=== Problem description ===
Images are not part of the copy; write out the rest of the data exactly as given.

=== Material shown ===
....................
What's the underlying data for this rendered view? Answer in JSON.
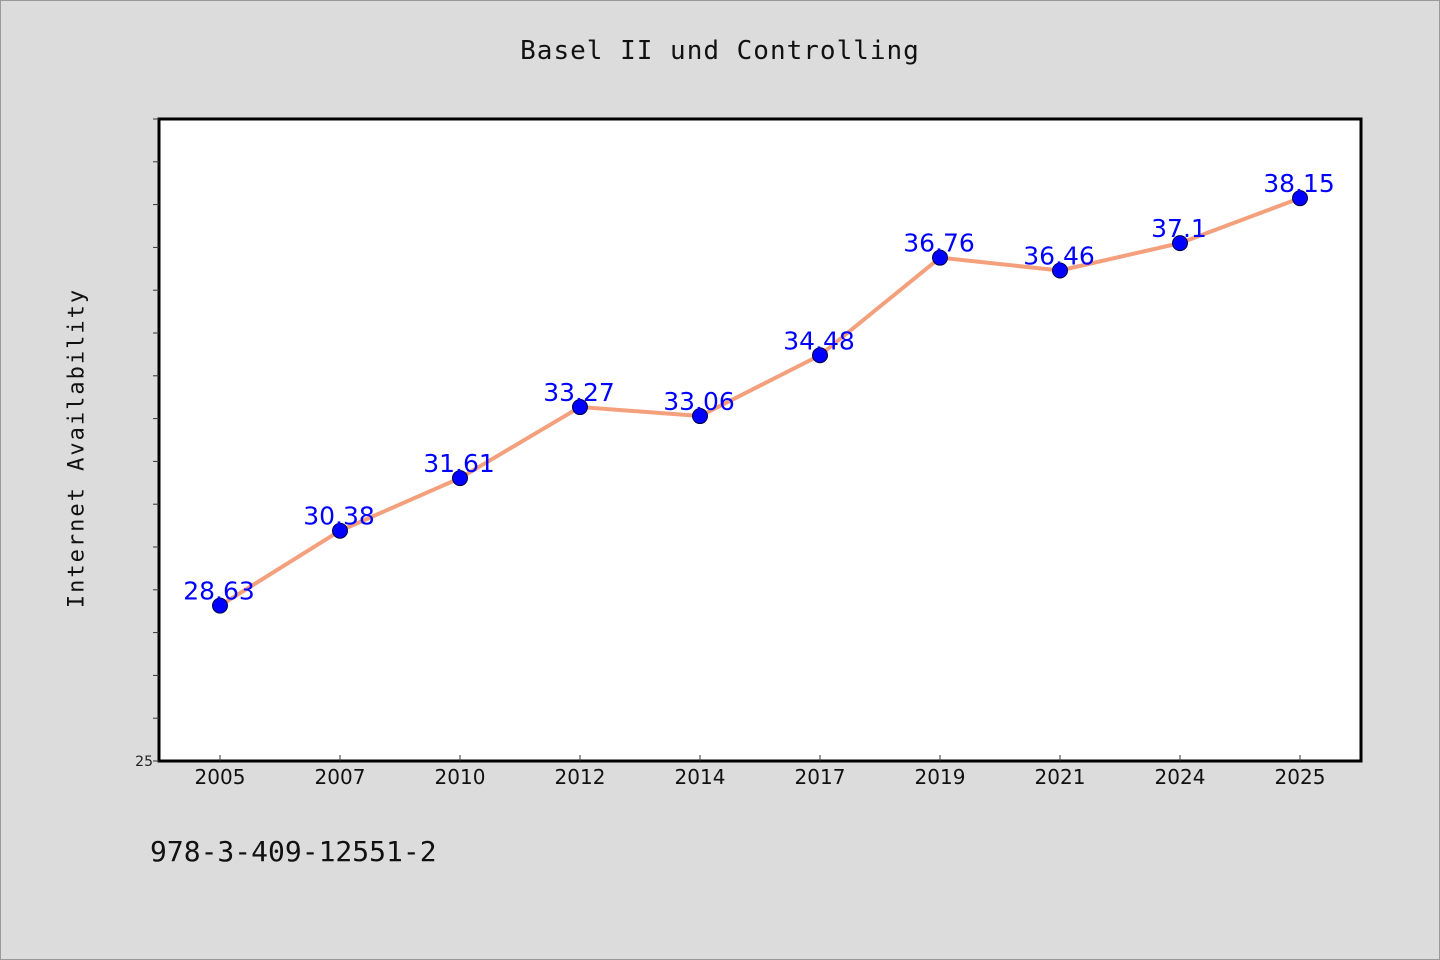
{
  "chart_data": {
    "type": "line",
    "title": "Basel II und Controlling",
    "xlabel": "",
    "ylabel": "Internet Availability",
    "categories": [
      "2005",
      "2007",
      "2010",
      "2012",
      "2014",
      "2017",
      "2019",
      "2021",
      "2024",
      "2025"
    ],
    "series": [
      {
        "values": [
          28.63,
          30.38,
          31.61,
          33.27,
          33.06,
          34.48,
          36.76,
          36.46,
          37.1,
          38.15
        ],
        "data_labels": [
          "28.63",
          "30.38",
          "31.61",
          "33.27",
          "33.06",
          "34.48",
          "36.76",
          "36.46",
          "37.1",
          "38.15"
        ]
      }
    ],
    "ylim": [
      25,
      40
    ],
    "y_tick_labels": [
      "25"
    ],
    "grid": false,
    "legend": "none",
    "colors": {
      "line": "#f4a07c",
      "marker": "#0000ff",
      "label": "#0000ff",
      "plot_bg": "#ffffff",
      "page_bg": "#dcdcdc"
    }
  },
  "footer": {
    "isbn": "978-3-409-12551-2"
  }
}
....................
=== Answer ===
What's the underlying data for this rendered view? Answer in JSON.
{
  "chart_data": {
    "type": "line",
    "title": "Basel II und Controlling",
    "xlabel": "",
    "ylabel": "Internet Availability",
    "categories": [
      "2005",
      "2007",
      "2010",
      "2012",
      "2014",
      "2017",
      "2019",
      "2021",
      "2024",
      "2025"
    ],
    "series": [
      {
        "values": [
          28.63,
          30.38,
          31.61,
          33.27,
          33.06,
          34.48,
          36.76,
          36.46,
          37.1,
          38.15
        ],
        "data_labels": [
          "28.63",
          "30.38",
          "31.61",
          "33.27",
          "33.06",
          "34.48",
          "36.76",
          "36.46",
          "37.1",
          "38.15"
        ]
      }
    ],
    "ylim": [
      25,
      40
    ],
    "y_tick_labels": [
      "25"
    ],
    "grid": false,
    "legend": "none",
    "colors": {
      "line": "#f4a07c",
      "marker": "#0000ff",
      "label": "#0000ff",
      "plot_bg": "#ffffff",
      "page_bg": "#dcdcdc"
    }
  },
  "footer": {
    "isbn": "978-3-409-12551-2"
  }
}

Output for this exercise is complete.